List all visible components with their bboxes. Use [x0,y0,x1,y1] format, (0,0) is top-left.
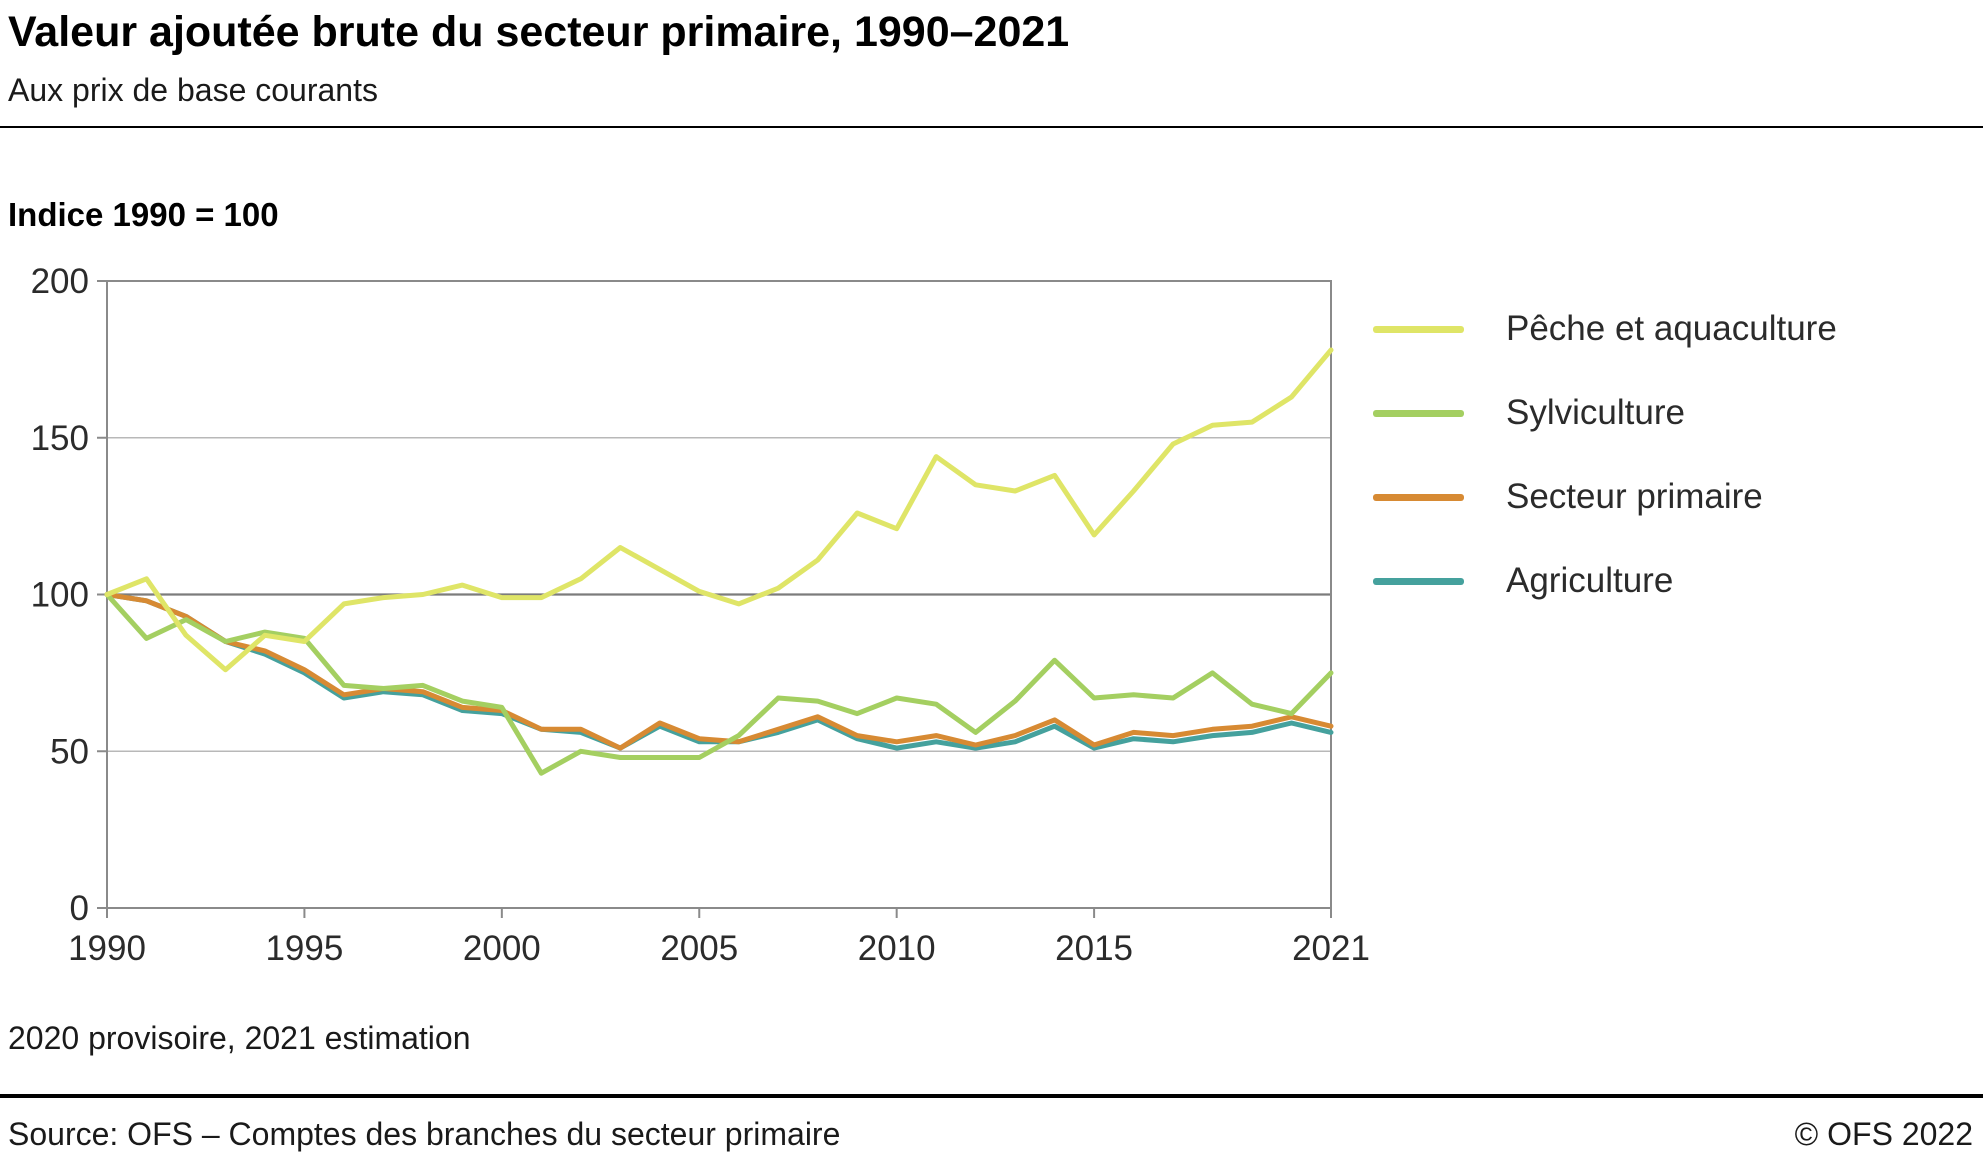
legend-swatch-icon [1373,577,1464,585]
x-tick-label: 2021 [1292,929,1370,968]
legend: Pêche et aquaculture Sylviculture Secteur … [1373,308,1837,644]
series-line-2 [104,592,1334,776]
y-tick-label: 200 [31,262,89,301]
legend-label: Pêche et aquaculture [1506,309,1837,348]
legend-item-2: Sylviculture [1373,392,1837,434]
legend-label: Secteur primaire [1506,477,1763,516]
footer-divider [0,1094,1983,1098]
legend-label: Sylviculture [1506,393,1685,432]
legend-label: Agriculture [1506,561,1674,600]
x-tick-label: 2000 [463,929,541,968]
legend-swatch-icon [1373,493,1464,501]
series-line-4 [104,592,1334,751]
legend-item-3: Secteur primaire [1373,476,1837,518]
x-tick-label: 2015 [1055,929,1133,968]
index-note: Indice 1990 = 100 [8,196,279,233]
footer: Source: OFS – Comptes des branches du se… [0,1116,1983,1153]
x-tick-label: 1995 [265,929,343,968]
copyright-text: © OFS 2022 [1794,1116,1973,1152]
header-divider [0,126,1983,128]
y-tick-label: 50 [50,732,89,771]
y-tick-label: 150 [31,419,89,458]
chart-subtitle: Aux prix de base courants [8,72,378,108]
y-tick-label: 100 [31,576,89,615]
series-line-3 [104,592,1334,751]
y-tick-label: 0 [70,889,89,928]
source-text: Source: OFS – Comptes des branches du se… [8,1116,841,1152]
series-line-1 [104,347,1334,673]
legend-item-1: Pêche et aquaculture [1373,308,1837,350]
x-tick-label: 2005 [660,929,738,968]
footnote: 2020 provisoire, 2021 estimation [8,1020,471,1056]
legend-item-4: Agriculture [1373,560,1837,602]
x-tick-label: 1990 [68,929,146,968]
chart-title: Valeur ajoutée brute du secteur primaire… [8,8,1070,56]
legend-swatch-icon [1373,409,1464,417]
legend-swatch-icon [1373,325,1464,333]
x-tick-label: 2010 [858,929,936,968]
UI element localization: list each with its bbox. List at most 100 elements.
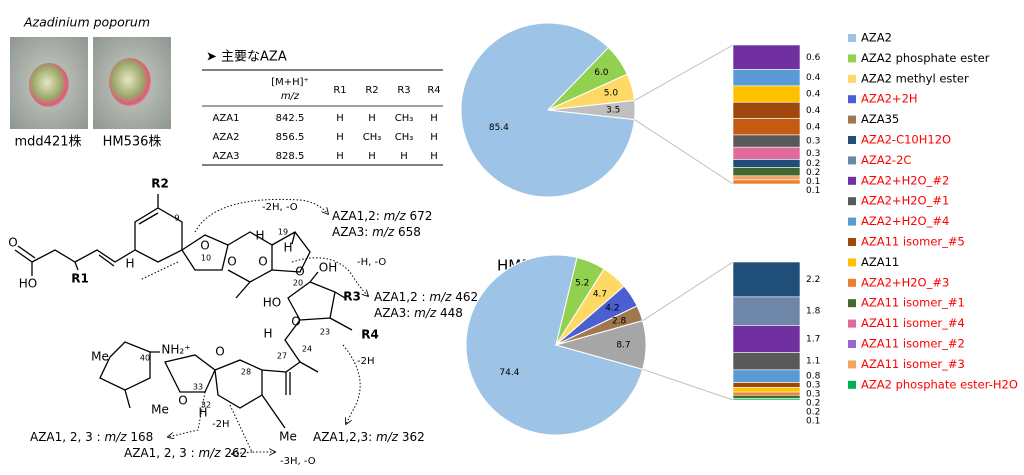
atom-label: 9 <box>174 214 179 223</box>
ion-value: 262 <box>221 446 248 460</box>
fragment-loss: -2H <box>212 419 230 430</box>
photo-caption: mdd421株 <box>15 135 82 150</box>
bar-label: 1.1 <box>806 357 820 367</box>
fragment-ion: AZA1, 2, 3 : m/z 262 <box>124 446 247 460</box>
atom-label: 10 <box>201 254 211 263</box>
pie-label: 74.4 <box>499 368 519 378</box>
table-cell: H <box>336 132 344 143</box>
ion-prefix: AZA1,2,3: <box>313 430 376 444</box>
legend-swatch <box>848 319 856 328</box>
bar-segment <box>732 167 801 177</box>
atom-label: OH <box>319 261 337 275</box>
atom-label: 28 <box>241 368 251 377</box>
bar-label: 0.2 <box>806 408 820 418</box>
table-cell: CH₃ <box>363 132 382 143</box>
bar-segment <box>732 387 801 393</box>
ion-prefix: AZA1, 2, 3 : <box>30 430 104 444</box>
legend-label: AZA2 phosphate ester <box>861 51 990 65</box>
bar-label: 0.4 <box>806 122 821 132</box>
fragment-ion: AZA1, 2, 3 : m/z 168 <box>30 430 153 444</box>
legend-label: AZA2 <box>861 31 892 45</box>
bar-segment <box>732 261 801 298</box>
table-cell: H <box>368 151 376 162</box>
atom-label: O <box>8 236 17 250</box>
connector <box>642 261 734 322</box>
ion-mz: m/z <box>429 290 452 304</box>
legend-label: AZA2-C10H12O <box>861 133 951 147</box>
bar-segment <box>732 325 801 353</box>
header-cell: R4 <box>427 85 440 96</box>
bar-segment <box>732 352 801 371</box>
pie-label: 8.7 <box>616 341 630 351</box>
bar-label: 1.8 <box>806 307 821 317</box>
bar-segment <box>732 118 801 136</box>
legend-swatch <box>848 299 856 308</box>
legend-swatch <box>848 136 856 144</box>
connector <box>634 119 734 185</box>
atom-label: 19 <box>278 228 288 237</box>
ion-prefix: AZA3: <box>374 306 414 320</box>
legend-label: AZA11 isomer_#3 <box>861 357 965 371</box>
pie-label: 4.2 <box>605 303 619 313</box>
legend-label: AZA11 isomer_#2 <box>861 337 965 351</box>
atom-label: O <box>200 239 209 253</box>
legend-swatch <box>848 74 856 83</box>
bar-segment <box>732 159 801 168</box>
legend-label: AZA2+2H <box>861 92 918 106</box>
connector <box>634 44 734 101</box>
bar-segment <box>732 44 801 70</box>
bar-label: 1.7 <box>806 334 820 344</box>
table-heading: ➤ 主要なAZA <box>206 50 287 65</box>
fragment-ion: AZA1,2,3: m/z 362 <box>313 430 425 444</box>
pie-label: 5.2 <box>575 278 589 288</box>
atom-label: H <box>198 406 207 420</box>
table-cell: H <box>430 113 438 124</box>
pie-label: 5.0 <box>604 88 619 98</box>
legend-swatch <box>848 115 856 124</box>
legend-label: AZA35 <box>861 112 899 126</box>
atom-label: HO <box>263 296 281 310</box>
legend-label: AZA2 methyl ester <box>861 71 969 85</box>
bar-label: 2.2 <box>806 275 820 285</box>
pie-slice <box>547 99 636 121</box>
atom-label: O <box>227 255 236 269</box>
pie-slice <box>460 22 636 198</box>
legend-swatch <box>848 197 856 206</box>
atom-label: H <box>255 229 264 243</box>
atom-label: R3 <box>343 290 361 304</box>
legend-swatch <box>848 54 856 63</box>
legend-swatch <box>848 238 856 246</box>
atom-label: O <box>178 394 187 408</box>
fragment-loss: -H, -O <box>357 257 386 268</box>
pie-label: 3.5 <box>606 106 620 116</box>
ion-mz: m/z <box>104 430 127 444</box>
atom-label: R4 <box>361 328 379 342</box>
fragment-ion: AZA1,2: m/z 672 <box>332 209 432 223</box>
legend-swatch <box>848 176 856 185</box>
fragment-loss: -3H, -O <box>280 456 316 467</box>
legend-label: AZA2+H2O_#2 <box>861 173 949 187</box>
bar-segment <box>732 179 801 185</box>
ion-mz: m/z <box>198 446 221 460</box>
legend-label: AZA2-2C <box>861 153 911 167</box>
legend-swatch <box>848 258 856 267</box>
legend-swatch <box>848 156 856 165</box>
atom-label: 27 <box>277 352 287 361</box>
table-cell: AZA1 <box>213 113 240 124</box>
atom-label: 32 <box>201 401 211 410</box>
bar-segment <box>732 398 801 401</box>
ion-value: 658 <box>394 225 421 239</box>
ion-prefix: AZA1, 2, 3 : <box>124 446 198 460</box>
bar-segment <box>732 175 801 181</box>
pie-slice <box>554 320 647 370</box>
ion-mz: m/z <box>372 225 395 239</box>
legend-label: AZA2+H2O_#3 <box>861 275 949 289</box>
ion-mz: m/z <box>414 306 437 320</box>
pie-label: 6.0 <box>594 68 609 78</box>
bar-label: 0.4 <box>806 106 821 116</box>
bar-label: 0.3 <box>806 381 820 391</box>
fragment-ion: AZA3: m/z 448 <box>374 306 463 320</box>
bar-label: 0.4 <box>806 73 821 83</box>
bar-segment <box>732 146 801 160</box>
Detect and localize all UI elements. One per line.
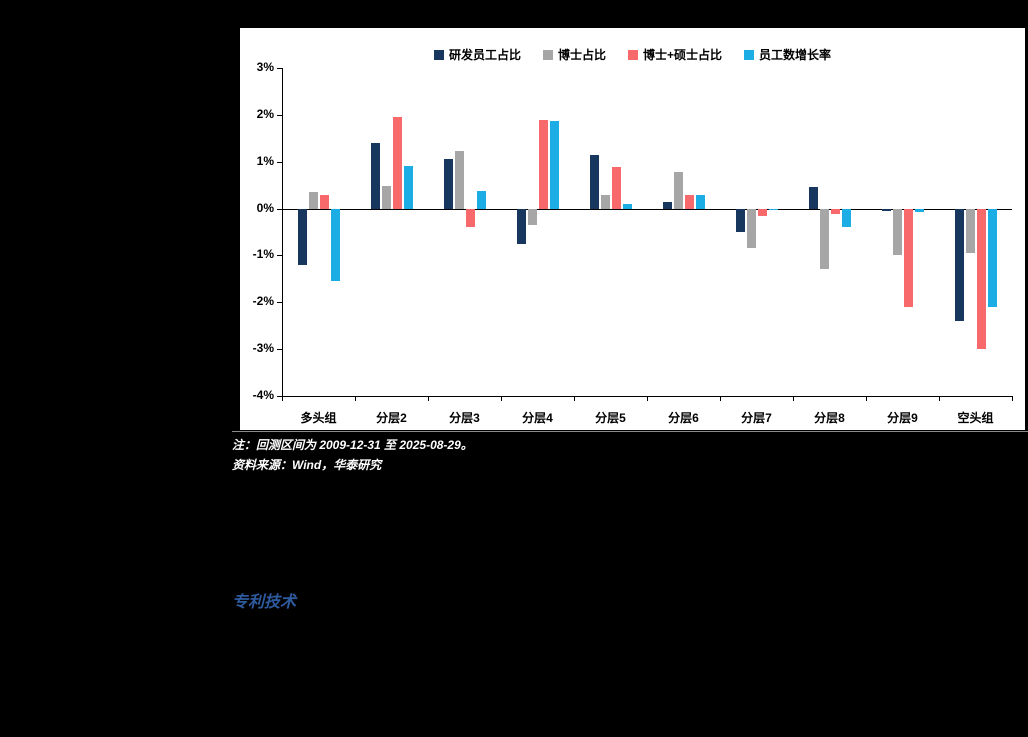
y-tick-mark: [277, 396, 282, 397]
y-tick-mark: [277, 208, 282, 210]
legend-item: 员工数增长率: [744, 46, 831, 63]
chart-panel: 研发员工占比 博士占比 博士+硕士占比 员工数增长率 3% 2% 1% 0% -1% -2% -3…: [240, 28, 1025, 430]
bar-员工数增长率-分层6: [695, 195, 705, 209]
legend-item: 博士+硕士占比: [628, 46, 722, 63]
y-tick-mark: [277, 161, 282, 163]
y-tick-label: -2%: [252, 294, 274, 309]
chart-plot-area: 3% 2% 1% 0% -1% -2% -3% -4% 多头组 分层2 分层3 分层4 分层5 分层6 分层…: [240, 28, 1025, 430]
x-tick-mark: [647, 396, 648, 401]
bar-博士占比-分层3: [454, 151, 464, 209]
bar-研发员工占比-分层9: [881, 208, 891, 211]
x-category-label: 分层6: [668, 411, 699, 425]
bar-研发员工占比-分层7: [735, 208, 745, 232]
y-tick-label: 3%: [256, 60, 274, 74]
y-tick-mark: [277, 255, 282, 257]
x-tick-mark: [793, 396, 794, 401]
bar-博士+硕士占比-分层2: [392, 117, 402, 209]
zero-axis-line: [282, 208, 1012, 210]
x-category-label: 分层7: [741, 411, 772, 425]
x-category-label: 分层5: [595, 411, 626, 425]
bar-博士+硕士占比-多头组: [319, 195, 329, 209]
bar-博士占比-分层5: [600, 194, 610, 209]
legend-label: 博士占比: [557, 48, 606, 62]
bar-员工数增长率-分层4: [549, 120, 559, 209]
bar-博士+硕士占比-分层9: [903, 208, 913, 307]
chart-source: 资料来源：Wind，华泰研究: [232, 458, 382, 472]
x-tick-mark: [282, 396, 283, 401]
bar-研发员工占比-分层4: [516, 208, 526, 244]
bar-博士占比-分层7: [746, 208, 756, 249]
bar-博士+硕士占比-分层3: [465, 208, 475, 228]
x-category-label: 分层4: [522, 411, 553, 425]
bar-博士+硕士占比-分层4: [538, 119, 548, 209]
legend-label: 博士+硕士占比: [643, 48, 723, 62]
legend-swatch-icon: [542, 49, 553, 60]
bar-员工数增长率-分层2: [403, 166, 413, 209]
y-tick-mark: [277, 68, 282, 69]
y-tick-label: 0%: [256, 200, 274, 215]
x-tick-mark: [1012, 396, 1013, 401]
legend-swatch-icon: [744, 49, 755, 60]
x-category-label: 分层9: [887, 411, 918, 425]
bar-研发员工占比-分层6: [662, 201, 672, 209]
bar-博士+硕士占比-空头组: [976, 208, 986, 350]
bar-员工数增长率-空头组: [987, 208, 997, 307]
x-category-label: 空头组: [957, 411, 994, 425]
y-tick-label: -1%: [252, 247, 274, 262]
x-tick-mark: [428, 396, 429, 401]
x-category-label: 分层2: [376, 411, 407, 425]
bar-研发员工占比-分层5: [589, 154, 599, 209]
y-tick-mark: [277, 302, 282, 304]
y-tick-label: 2%: [256, 106, 274, 121]
bar-博士占比-分层9: [892, 208, 902, 256]
legend-swatch-icon: [433, 49, 444, 60]
legend-item: 博士占比: [542, 46, 606, 63]
x-tick-mark: [355, 396, 356, 401]
bar-研发员工占比-分层2: [370, 142, 380, 209]
bar-博士占比-分层2: [381, 186, 391, 209]
bar-员工数增长率-分层8: [841, 208, 851, 228]
x-category-label: 分层8: [814, 411, 845, 425]
y-tick-label: -4%: [252, 388, 274, 402]
bar-博士占比-多头组: [308, 192, 318, 209]
bar-研发员工占比-分层8: [808, 187, 818, 209]
y-tick-label: -3%: [252, 341, 274, 356]
bar-博士+硕士占比-分层6: [684, 194, 694, 209]
bar-博士占比-分层8: [819, 208, 829, 270]
y-tick-mark: [277, 114, 282, 116]
y-tick-mark: [277, 349, 282, 351]
x-category-label: 分层3: [449, 411, 480, 425]
x-tick-mark: [574, 396, 575, 401]
bar-研发员工占比-分层3: [443, 159, 453, 209]
x-tick-mark: [720, 396, 721, 401]
legend-swatch-icon: [628, 49, 638, 60]
bar-博士+硕士占比-分层8: [830, 208, 840, 215]
bar-博士+硕士占比-分层7: [757, 208, 767, 216]
legend-label: 员工数增长率: [759, 48, 832, 62]
bar-研发员工占比-空头组: [954, 208, 964, 322]
bar-员工数增长率-分层7: [768, 208, 778, 210]
x-tick-mark: [501, 396, 502, 401]
bar-博士占比-空头组: [965, 208, 975, 254]
bar-博士占比-分层6: [673, 172, 683, 209]
x-tick-mark: [939, 396, 940, 401]
y-tick-label: 1%: [256, 153, 274, 168]
section-divider: [232, 431, 1028, 432]
bar-博士占比-分层4: [527, 208, 537, 225]
x-tick-mark: [866, 396, 867, 401]
bar-员工数增长率-分层5: [622, 203, 632, 209]
legend-item: 研发员工占比: [433, 46, 521, 63]
bar-员工数增长率-分层9: [914, 208, 924, 212]
bar-员工数增长率-多头组: [330, 208, 340, 282]
bar-博士+硕士占比-分层5: [611, 167, 621, 209]
chart-note: 注：回测区间为 2009-12-31 至 2025-08-29。: [232, 438, 473, 452]
bar-研发员工占比-多头组: [297, 208, 307, 265]
x-category-label: 多头组: [300, 411, 337, 425]
bar-员工数增长率-分层3: [476, 190, 486, 209]
legend-label: 研发员工占比: [448, 48, 521, 62]
section-heading-patent: 专利技术: [232, 594, 297, 611]
y-axis-line: [282, 68, 283, 396]
chart-legend: 研发员工占比 博士占比 博士+硕士占比 员工数增长率: [240, 46, 1025, 63]
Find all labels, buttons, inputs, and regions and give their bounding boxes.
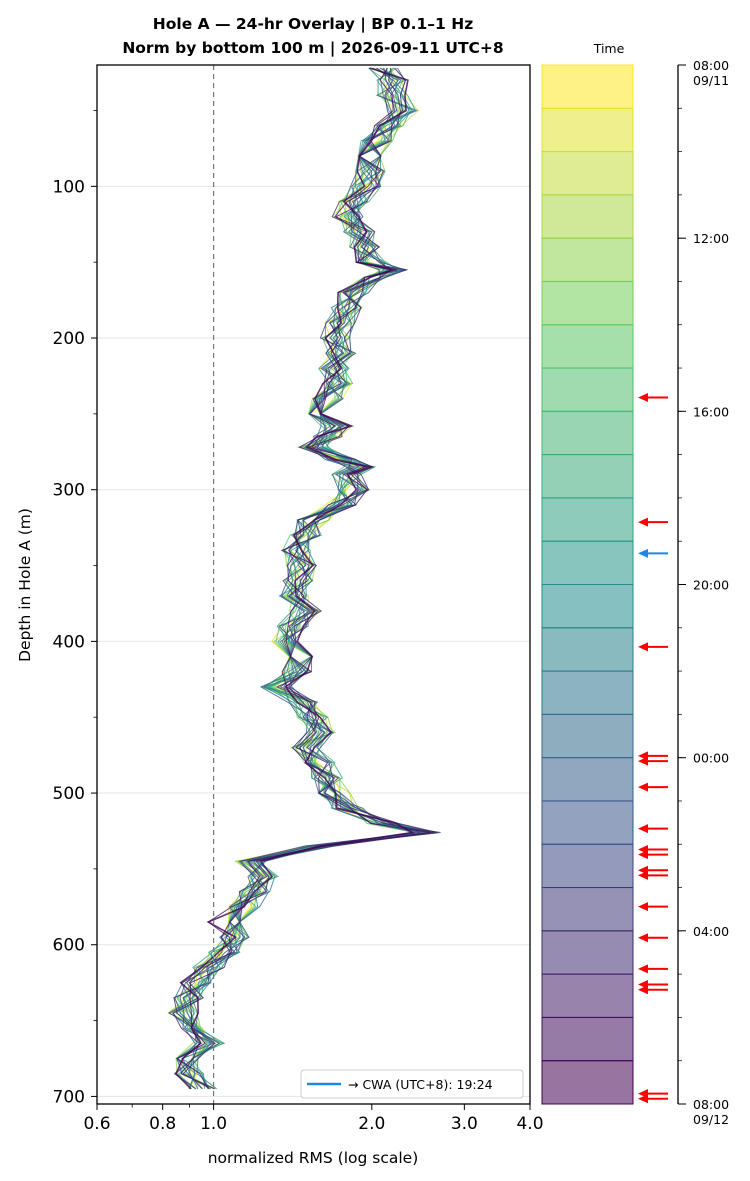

> _WHAT THIS TASK INVOLVES_: Copy the data lines starting at the one containing "atom-label: 9 <box>174 214 179 223</box>" and ending at the one containing "bar-segment <box>732 167 801 177</box>", keeping each line identical to the original.

> _TASK RESULT_:
atom-label: 9 <box>174 214 179 223</box>
ion-value: 262 <box>221 446 248 460</box>
fragment-loss: -2H <box>212 419 230 430</box>
photo-caption: mdd421株 <box>15 135 82 150</box>
bar-label: 1.1 <box>806 357 820 367</box>
fragment-ion: AZA1, 2, 3 : m/z 262 <box>124 446 247 460</box>
atom-label: 10 <box>201 254 211 263</box>
pie-label: 74.4 <box>499 368 519 378</box>
table-cell: H <box>336 132 344 143</box>
ion-prefix: AZA1,2,3: <box>313 430 376 444</box>
legend-swatch <box>848 319 856 328</box>
bar-segment <box>732 167 801 177</box>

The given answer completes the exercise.